* [The exercise] Copy out every line that contains "Betreff".

* [Items]
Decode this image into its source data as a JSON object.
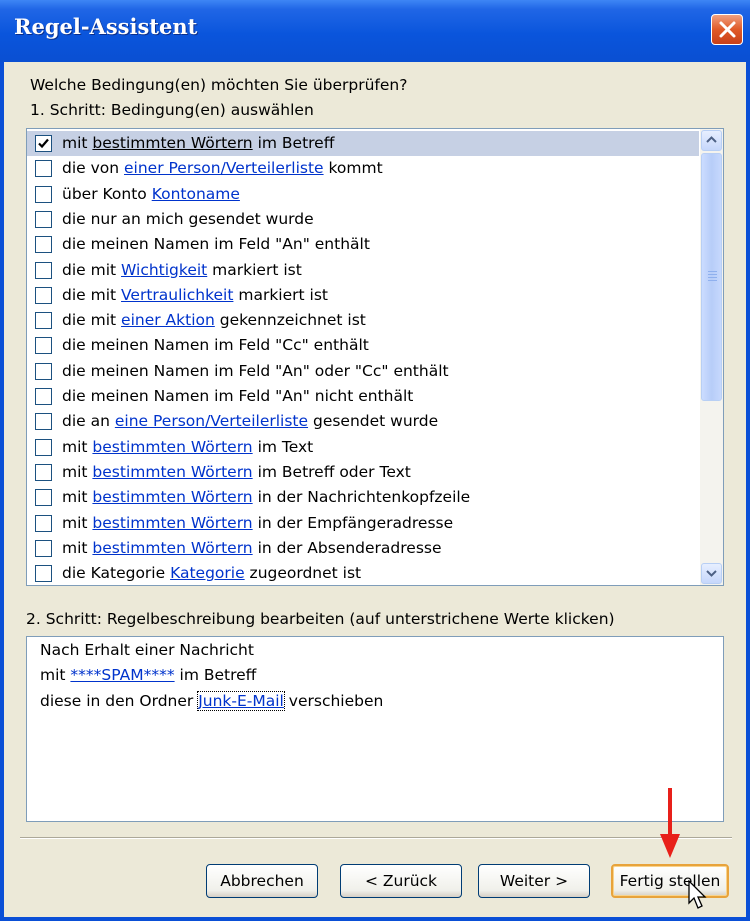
{
  "window": {
    "title": "Regel-Assistent"
  },
  "prompt": "Welche Bedingung(en) möchten Sie überprüfen?",
  "step1_label": "1. Schritt: Bedingung(en) auswählen",
  "conditions": [
    {
      "checked": true,
      "pre": "mit ",
      "link": "bestimmten Wörtern",
      "post": " im Betreff"
    },
    {
      "checked": false,
      "pre": "die von ",
      "link": "einer Person/Verteilerliste",
      "post": " kommt"
    },
    {
      "checked": false,
      "pre": "über Konto ",
      "link": "Kontoname",
      "post": ""
    },
    {
      "checked": false,
      "pre": "die nur an mich gesendet wurde",
      "link": "",
      "post": ""
    },
    {
      "checked": false,
      "pre": "die meinen Namen im Feld \"An\" enthält",
      "link": "",
      "post": ""
    },
    {
      "checked": false,
      "pre": "die mit ",
      "link": "Wichtigkeit",
      "post": " markiert ist"
    },
    {
      "checked": false,
      "pre": "die mit ",
      "link": "Vertraulichkeit",
      "post": " markiert ist"
    },
    {
      "checked": false,
      "pre": "die mit ",
      "link": "einer Aktion",
      "post": " gekennzeichnet ist"
    },
    {
      "checked": false,
      "pre": "die meinen Namen im Feld \"Cc\" enthält",
      "link": "",
      "post": ""
    },
    {
      "checked": false,
      "pre": "die meinen Namen im Feld \"An\" oder \"Cc\" enthält",
      "link": "",
      "post": ""
    },
    {
      "checked": false,
      "pre": "die meinen Namen im Feld \"An\" nicht enthält",
      "link": "",
      "post": ""
    },
    {
      "checked": false,
      "pre": "die an ",
      "link": "eine Person/Verteilerliste",
      "post": " gesendet wurde"
    },
    {
      "checked": false,
      "pre": "mit ",
      "link": "bestimmten Wörtern",
      "post": " im Text"
    },
    {
      "checked": false,
      "pre": "mit ",
      "link": "bestimmten Wörtern",
      "post": " im Betreff oder Text"
    },
    {
      "checked": false,
      "pre": "mit ",
      "link": "bestimmten Wörtern",
      "post": " in der Nachrichtenkopfzeile"
    },
    {
      "checked": false,
      "pre": "mit ",
      "link": "bestimmten Wörtern",
      "post": " in der Empfängeradresse"
    },
    {
      "checked": false,
      "pre": "mit ",
      "link": "bestimmten Wörtern",
      "post": " in der Absenderadresse"
    },
    {
      "checked": false,
      "pre": "die Kategorie ",
      "link": "Kategorie",
      "post": " zugeordnet ist"
    }
  ],
  "step2_label": "2. Schritt: Regelbeschreibung bearbeiten (auf unterstrichene Werte klicken)",
  "description": {
    "line1": "Nach Erhalt einer Nachricht",
    "line2_pre": "mit ",
    "line2_link": "****SPAM****",
    "line2_post": " im Betreff",
    "line3_pre": "diese in den Ordner ",
    "line3_link": "Junk-E-Mail",
    "line3_post": " verschieben"
  },
  "buttons": {
    "cancel": "Abbrechen",
    "back": "< Zurück",
    "next": "Weiter >",
    "finish": "Fertig stellen"
  },
  "colors": {
    "title_bar": "#0a55dc",
    "link": "#0033cc",
    "annotation_arrow": "#e8201a",
    "dialog_bg": "#ece9d8"
  }
}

* [Output of the exercise]
      "post": " im Betreff"
      "post": " im Betreff oder Text"
    "line2_post": " im Betreff",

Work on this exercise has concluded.